**Given data**
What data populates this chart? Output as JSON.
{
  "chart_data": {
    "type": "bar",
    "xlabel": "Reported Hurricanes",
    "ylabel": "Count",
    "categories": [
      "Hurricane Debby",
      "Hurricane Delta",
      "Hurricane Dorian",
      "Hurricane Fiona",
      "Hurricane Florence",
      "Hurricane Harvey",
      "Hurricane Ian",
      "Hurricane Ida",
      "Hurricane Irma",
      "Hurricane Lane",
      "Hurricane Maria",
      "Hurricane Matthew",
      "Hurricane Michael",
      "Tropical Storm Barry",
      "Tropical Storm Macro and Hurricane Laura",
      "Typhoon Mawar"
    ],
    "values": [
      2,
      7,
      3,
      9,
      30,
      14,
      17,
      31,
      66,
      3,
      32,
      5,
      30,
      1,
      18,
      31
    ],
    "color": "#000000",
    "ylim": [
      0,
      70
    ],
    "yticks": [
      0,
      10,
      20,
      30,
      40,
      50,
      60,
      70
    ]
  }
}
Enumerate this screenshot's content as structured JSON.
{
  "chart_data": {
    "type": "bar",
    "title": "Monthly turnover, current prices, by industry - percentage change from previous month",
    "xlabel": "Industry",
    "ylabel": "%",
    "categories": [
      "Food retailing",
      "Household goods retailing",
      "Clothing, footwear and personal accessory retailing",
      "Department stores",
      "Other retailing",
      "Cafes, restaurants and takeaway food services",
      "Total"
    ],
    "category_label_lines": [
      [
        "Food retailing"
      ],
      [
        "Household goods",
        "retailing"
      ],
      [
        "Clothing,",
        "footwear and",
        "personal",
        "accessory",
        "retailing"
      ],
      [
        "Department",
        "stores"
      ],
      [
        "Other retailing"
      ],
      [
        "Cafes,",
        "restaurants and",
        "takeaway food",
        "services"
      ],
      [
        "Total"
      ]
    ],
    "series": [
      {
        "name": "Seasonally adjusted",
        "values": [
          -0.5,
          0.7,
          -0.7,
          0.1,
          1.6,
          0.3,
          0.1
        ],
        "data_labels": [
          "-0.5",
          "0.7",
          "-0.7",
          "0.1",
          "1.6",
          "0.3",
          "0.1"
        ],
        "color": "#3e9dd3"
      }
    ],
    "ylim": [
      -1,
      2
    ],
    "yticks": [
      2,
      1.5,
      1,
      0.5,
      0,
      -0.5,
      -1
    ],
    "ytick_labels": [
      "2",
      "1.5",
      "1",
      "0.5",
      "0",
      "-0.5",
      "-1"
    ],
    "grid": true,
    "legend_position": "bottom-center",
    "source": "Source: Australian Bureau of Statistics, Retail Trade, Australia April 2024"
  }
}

**Exercise**
Copy every line that contains the string "footwear".

**Result of this task**
      "Clothing, footwear and personal accessory retailing",
        "footwear and",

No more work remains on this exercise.